(Dataset excerpts)
────────────────
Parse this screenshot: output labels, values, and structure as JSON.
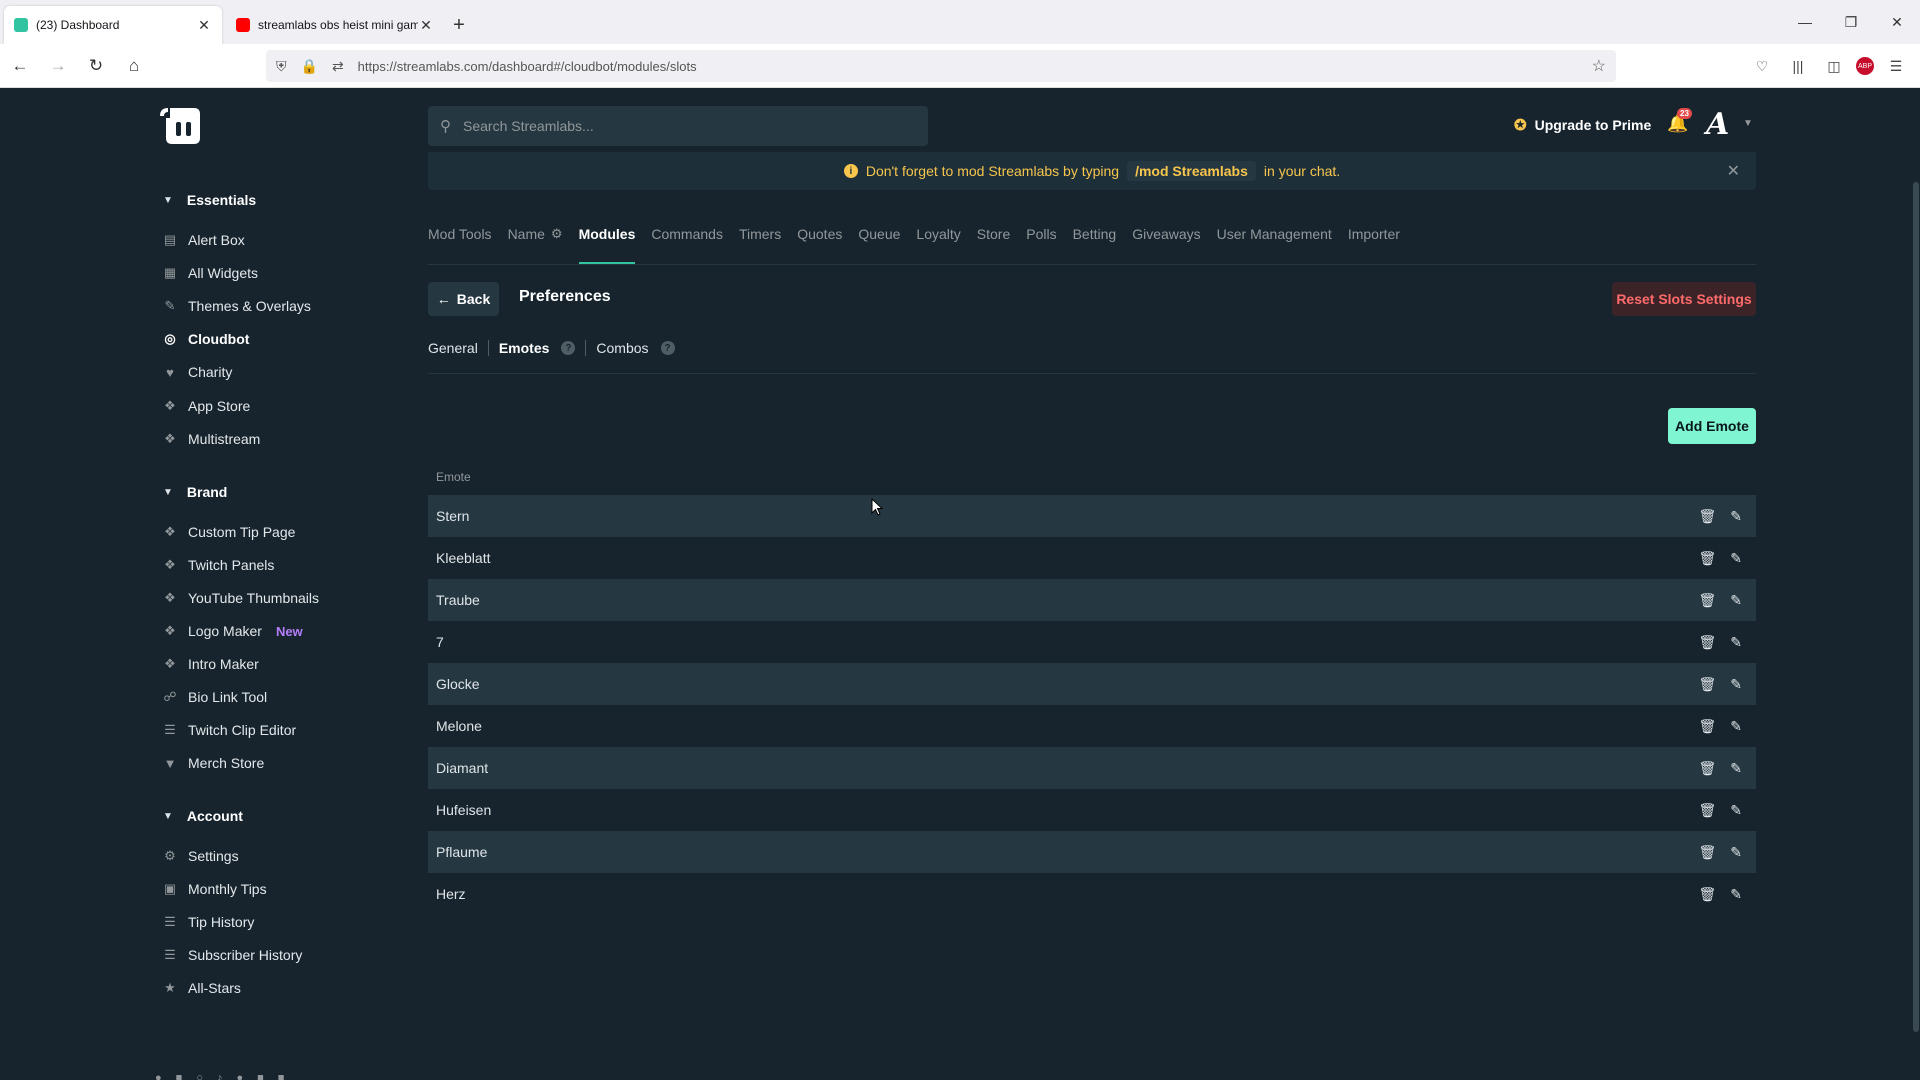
{
  "browser": {
    "tabs": [
      {
        "title": "(23) Dashboard",
        "favicon_color": "#31c3a2",
        "active": true
      },
      {
        "title": "streamlabs obs heist mini game",
        "favicon_color": "#ff0000",
        "active": false
      }
    ],
    "new_tab": "+",
    "url": "https://streamlabs.com/dashboard#/cloudbot/modules/slots"
  },
  "sidebar": {
    "sections": [
      {
        "title": "Essentials",
        "items": [
          {
            "label": "Alert Box",
            "icon": "alert-box-icon"
          },
          {
            "label": "All Widgets",
            "icon": "widgets-icon"
          },
          {
            "label": "Themes & Overlays",
            "icon": "themes-icon"
          },
          {
            "label": "Cloudbot",
            "icon": "cloudbot-icon",
            "active": true
          },
          {
            "label": "Charity",
            "icon": "heart-icon"
          },
          {
            "label": "App Store",
            "icon": "app-store-icon"
          },
          {
            "label": "Multistream",
            "icon": "multistream-icon"
          }
        ]
      },
      {
        "title": "Brand",
        "items": [
          {
            "label": "Custom Tip Page",
            "icon": "tip-page-icon"
          },
          {
            "label": "Twitch Panels",
            "icon": "panels-icon"
          },
          {
            "label": "YouTube Thumbnails",
            "icon": "thumbnails-icon"
          },
          {
            "label": "Logo Maker",
            "icon": "logo-maker-icon",
            "badge": "New"
          },
          {
            "label": "Intro Maker",
            "icon": "intro-maker-icon"
          },
          {
            "label": "Bio Link Tool",
            "icon": "link-icon"
          },
          {
            "label": "Twitch Clip Editor",
            "icon": "clip-editor-icon"
          },
          {
            "label": "Merch Store",
            "icon": "shirt-icon"
          }
        ]
      },
      {
        "title": "Account",
        "items": [
          {
            "label": "Settings",
            "icon": "gear-icon"
          },
          {
            "label": "Monthly Tips",
            "icon": "calendar-icon"
          },
          {
            "label": "Tip History",
            "icon": "list-icon"
          },
          {
            "label": "Subscriber History",
            "icon": "list-icon"
          },
          {
            "label": "All-Stars",
            "icon": "star-icon"
          }
        ]
      }
    ]
  },
  "topbar": {
    "search_placeholder": "Search Streamlabs...",
    "upgrade_label": "Upgrade to Prime",
    "notification_count": "23"
  },
  "notice": {
    "before": "Don't forget to mod Streamlabs by typing",
    "code": "/mod Streamlabs",
    "after": "in your chat."
  },
  "module_tabs": [
    {
      "label": "Mod Tools"
    },
    {
      "label": "Name",
      "gear": true
    },
    {
      "label": "Modules",
      "active": true
    },
    {
      "label": "Commands"
    },
    {
      "label": "Timers"
    },
    {
      "label": "Quotes"
    },
    {
      "label": "Queue"
    },
    {
      "label": "Loyalty"
    },
    {
      "label": "Store"
    },
    {
      "label": "Polls"
    },
    {
      "label": "Betting"
    },
    {
      "label": "Giveaways"
    },
    {
      "label": "User Management"
    },
    {
      "label": "Importer"
    }
  ],
  "preferences": {
    "back_label": "Back",
    "title": "Preferences",
    "reset_label": "Reset Slots Settings",
    "subtabs": [
      {
        "label": "General"
      },
      {
        "label": "Emotes",
        "active": true,
        "help": true
      },
      {
        "label": "Combos",
        "help": true
      }
    ],
    "add_label": "Add Emote",
    "column_header": "Emote",
    "emotes": [
      "Stern",
      "Kleeblatt",
      "Traube",
      "7",
      "Glocke",
      "Melone",
      "Diamant",
      "Hufeisen",
      "Pflaume",
      "Herz"
    ]
  },
  "colors": {
    "background": "#17242d",
    "row_alt": "#253741",
    "accent": "#80f5d2",
    "danger": "#ff6b6b",
    "warning": "#f8c54d",
    "new_badge": "#b57dfa"
  }
}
────────────────
Strip the images and reproduce the remaining records precisely.

Parse this screenshot: output labels, values, and structure as JSON.
{
  "browser": {
    "tabs": [
      {
        "title": "(23) Dashboard",
        "favicon_color": "#31c3a2",
        "active": true
      },
      {
        "title": "streamlabs obs heist mini game",
        "favicon_color": "#ff0000",
        "active": false
      }
    ],
    "new_tab": "+",
    "url": "https://streamlabs.com/dashboard#/cloudbot/modules/slots"
  },
  "sidebar": {
    "sections": [
      {
        "title": "Essentials",
        "items": [
          {
            "label": "Alert Box",
            "icon": "alert-box-icon"
          },
          {
            "label": "All Widgets",
            "icon": "widgets-icon"
          },
          {
            "label": "Themes & Overlays",
            "icon": "themes-icon"
          },
          {
            "label": "Cloudbot",
            "icon": "cloudbot-icon",
            "active": true
          },
          {
            "label": "Charity",
            "icon": "heart-icon"
          },
          {
            "label": "App Store",
            "icon": "app-store-icon"
          },
          {
            "label": "Multistream",
            "icon": "multistream-icon"
          }
        ]
      },
      {
        "title": "Brand",
        "items": [
          {
            "label": "Custom Tip Page",
            "icon": "tip-page-icon"
          },
          {
            "label": "Twitch Panels",
            "icon": "panels-icon"
          },
          {
            "label": "YouTube Thumbnails",
            "icon": "thumbnails-icon"
          },
          {
            "label": "Logo Maker",
            "icon": "logo-maker-icon",
            "badge": "New"
          },
          {
            "label": "Intro Maker",
            "icon": "intro-maker-icon"
          },
          {
            "label": "Bio Link Tool",
            "icon": "link-icon"
          },
          {
            "label": "Twitch Clip Editor",
            "icon": "clip-editor-icon"
          },
          {
            "label": "Merch Store",
            "icon": "shirt-icon"
          }
        ]
      },
      {
        "title": "Account",
        "items": [
          {
            "label": "Settings",
            "icon": "gear-icon"
          },
          {
            "label": "Monthly Tips",
            "icon": "calendar-icon"
          },
          {
            "label": "Tip History",
            "icon": "list-icon"
          },
          {
            "label": "Subscriber History",
            "icon": "list-icon"
          },
          {
            "label": "All-Stars",
            "icon": "star-icon"
          }
        ]
      }
    ]
  },
  "topbar": {
    "search_placeholder": "Search Streamlabs...",
    "upgrade_label": "Upgrade to Prime",
    "notification_count": "23"
  },
  "notice": {
    "before": "Don't forget to mod Streamlabs by typing",
    "code": "/mod Streamlabs",
    "after": "in your chat."
  },
  "module_tabs": [
    {
      "label": "Mod Tools"
    },
    {
      "label": "Name",
      "gear": true
    },
    {
      "label": "Modules",
      "active": true
    },
    {
      "label": "Commands"
    },
    {
      "label": "Timers"
    },
    {
      "label": "Quotes"
    },
    {
      "label": "Queue"
    },
    {
      "label": "Loyalty"
    },
    {
      "label": "Store"
    },
    {
      "label": "Polls"
    },
    {
      "label": "Betting"
    },
    {
      "label": "Giveaways"
    },
    {
      "label": "User Management"
    },
    {
      "label": "Importer"
    }
  ],
  "preferences": {
    "back_label": "Back",
    "title": "Preferences",
    "reset_label": "Reset Slots Settings",
    "subtabs": [
      {
        "label": "General"
      },
      {
        "label": "Emotes",
        "active": true,
        "help": true
      },
      {
        "label": "Combos",
        "help": true
      }
    ],
    "add_label": "Add Emote",
    "column_header": "Emote",
    "emotes": [
      "Stern",
      "Kleeblatt",
      "Traube",
      "7",
      "Glocke",
      "Melone",
      "Diamant",
      "Hufeisen",
      "Pflaume",
      "Herz"
    ]
  },
  "colors": {
    "background": "#17242d",
    "row_alt": "#253741",
    "accent": "#80f5d2",
    "danger": "#ff6b6b",
    "warning": "#f8c54d",
    "new_badge": "#b57dfa"
  }
}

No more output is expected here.